**INPUT DATA:**

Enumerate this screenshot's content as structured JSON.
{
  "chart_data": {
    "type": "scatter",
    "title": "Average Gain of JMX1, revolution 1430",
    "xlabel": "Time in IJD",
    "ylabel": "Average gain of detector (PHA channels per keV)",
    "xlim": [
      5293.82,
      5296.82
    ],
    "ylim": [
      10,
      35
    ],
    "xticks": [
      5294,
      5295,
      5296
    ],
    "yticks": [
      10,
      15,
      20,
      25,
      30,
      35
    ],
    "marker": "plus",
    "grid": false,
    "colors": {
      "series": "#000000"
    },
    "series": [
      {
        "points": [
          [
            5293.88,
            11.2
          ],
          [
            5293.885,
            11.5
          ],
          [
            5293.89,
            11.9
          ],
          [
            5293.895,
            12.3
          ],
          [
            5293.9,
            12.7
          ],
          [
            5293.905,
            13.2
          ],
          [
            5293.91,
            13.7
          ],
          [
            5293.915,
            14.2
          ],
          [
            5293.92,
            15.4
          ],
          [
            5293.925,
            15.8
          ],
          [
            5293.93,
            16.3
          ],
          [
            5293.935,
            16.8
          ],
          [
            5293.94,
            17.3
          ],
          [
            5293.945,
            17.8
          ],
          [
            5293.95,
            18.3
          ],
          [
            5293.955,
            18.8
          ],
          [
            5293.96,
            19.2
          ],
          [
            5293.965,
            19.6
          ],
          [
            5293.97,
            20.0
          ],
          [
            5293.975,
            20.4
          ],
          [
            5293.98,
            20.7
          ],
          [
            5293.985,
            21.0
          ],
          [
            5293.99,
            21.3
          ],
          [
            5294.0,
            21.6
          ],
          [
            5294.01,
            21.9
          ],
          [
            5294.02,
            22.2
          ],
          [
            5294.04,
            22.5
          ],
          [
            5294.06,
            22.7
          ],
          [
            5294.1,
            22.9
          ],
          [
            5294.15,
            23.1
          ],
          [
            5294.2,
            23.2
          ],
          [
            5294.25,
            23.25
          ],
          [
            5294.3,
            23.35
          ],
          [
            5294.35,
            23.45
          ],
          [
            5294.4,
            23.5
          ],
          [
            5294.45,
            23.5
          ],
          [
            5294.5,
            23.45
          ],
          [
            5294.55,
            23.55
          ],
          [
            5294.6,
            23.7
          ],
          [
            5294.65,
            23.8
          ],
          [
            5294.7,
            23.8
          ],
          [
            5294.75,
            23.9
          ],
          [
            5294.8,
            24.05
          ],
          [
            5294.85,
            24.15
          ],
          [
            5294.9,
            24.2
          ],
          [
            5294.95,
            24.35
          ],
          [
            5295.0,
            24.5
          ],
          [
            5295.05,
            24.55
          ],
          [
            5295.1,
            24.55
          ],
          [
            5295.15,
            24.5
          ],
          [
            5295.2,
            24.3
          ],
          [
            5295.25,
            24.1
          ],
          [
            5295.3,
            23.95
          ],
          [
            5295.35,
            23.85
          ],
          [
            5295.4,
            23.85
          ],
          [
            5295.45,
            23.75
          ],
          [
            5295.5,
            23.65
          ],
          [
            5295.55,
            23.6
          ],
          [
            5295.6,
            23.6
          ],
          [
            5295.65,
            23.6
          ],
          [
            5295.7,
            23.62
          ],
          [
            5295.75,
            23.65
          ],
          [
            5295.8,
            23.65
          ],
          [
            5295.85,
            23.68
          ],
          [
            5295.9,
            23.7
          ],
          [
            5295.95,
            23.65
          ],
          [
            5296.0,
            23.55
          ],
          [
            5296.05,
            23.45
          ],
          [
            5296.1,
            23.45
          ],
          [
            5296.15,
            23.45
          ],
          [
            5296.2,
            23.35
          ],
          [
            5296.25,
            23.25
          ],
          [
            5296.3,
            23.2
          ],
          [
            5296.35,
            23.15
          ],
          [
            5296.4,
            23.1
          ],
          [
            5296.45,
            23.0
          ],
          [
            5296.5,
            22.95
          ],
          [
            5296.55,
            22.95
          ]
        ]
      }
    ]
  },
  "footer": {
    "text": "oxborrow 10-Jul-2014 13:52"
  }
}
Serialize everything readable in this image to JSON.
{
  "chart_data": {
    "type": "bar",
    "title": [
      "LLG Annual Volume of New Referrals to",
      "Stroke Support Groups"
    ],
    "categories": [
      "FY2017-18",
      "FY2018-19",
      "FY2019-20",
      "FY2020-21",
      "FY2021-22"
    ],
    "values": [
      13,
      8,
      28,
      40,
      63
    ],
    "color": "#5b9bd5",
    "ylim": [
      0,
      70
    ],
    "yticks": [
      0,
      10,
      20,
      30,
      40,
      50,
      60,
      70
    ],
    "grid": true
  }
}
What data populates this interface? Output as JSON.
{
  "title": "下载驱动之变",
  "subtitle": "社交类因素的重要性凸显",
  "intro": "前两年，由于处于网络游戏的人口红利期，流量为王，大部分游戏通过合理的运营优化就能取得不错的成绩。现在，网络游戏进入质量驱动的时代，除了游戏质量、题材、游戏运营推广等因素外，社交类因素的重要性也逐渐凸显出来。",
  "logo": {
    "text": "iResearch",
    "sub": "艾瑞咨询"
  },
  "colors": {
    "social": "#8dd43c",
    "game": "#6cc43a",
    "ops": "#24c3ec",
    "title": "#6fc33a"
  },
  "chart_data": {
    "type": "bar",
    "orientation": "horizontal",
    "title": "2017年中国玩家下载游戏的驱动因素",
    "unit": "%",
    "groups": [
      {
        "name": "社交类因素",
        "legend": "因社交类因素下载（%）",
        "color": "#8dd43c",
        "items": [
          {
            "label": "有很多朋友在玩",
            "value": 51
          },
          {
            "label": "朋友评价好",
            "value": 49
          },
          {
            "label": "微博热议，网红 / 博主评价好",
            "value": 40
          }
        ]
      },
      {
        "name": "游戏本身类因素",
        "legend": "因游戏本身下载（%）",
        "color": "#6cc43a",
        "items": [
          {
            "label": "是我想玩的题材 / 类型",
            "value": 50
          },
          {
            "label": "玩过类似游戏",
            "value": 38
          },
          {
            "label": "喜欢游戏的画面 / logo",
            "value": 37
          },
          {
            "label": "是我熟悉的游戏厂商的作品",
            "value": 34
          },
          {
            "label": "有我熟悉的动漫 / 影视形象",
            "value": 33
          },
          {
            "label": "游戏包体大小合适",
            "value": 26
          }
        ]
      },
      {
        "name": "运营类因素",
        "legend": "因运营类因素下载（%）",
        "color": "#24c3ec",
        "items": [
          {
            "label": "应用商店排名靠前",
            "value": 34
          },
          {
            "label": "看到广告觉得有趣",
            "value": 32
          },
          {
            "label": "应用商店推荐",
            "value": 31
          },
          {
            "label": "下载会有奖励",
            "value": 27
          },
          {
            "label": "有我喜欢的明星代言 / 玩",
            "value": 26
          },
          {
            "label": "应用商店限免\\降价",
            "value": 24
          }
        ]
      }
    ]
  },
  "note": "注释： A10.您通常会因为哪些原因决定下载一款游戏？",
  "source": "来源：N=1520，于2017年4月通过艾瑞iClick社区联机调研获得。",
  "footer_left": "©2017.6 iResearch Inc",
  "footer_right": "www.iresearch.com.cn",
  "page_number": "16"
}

**DIRECTIONS FOR THIS TASK:** Count how many lines of the data include the word "Average". Your reply should be that number alone.

**COMPLETED TASK:** 2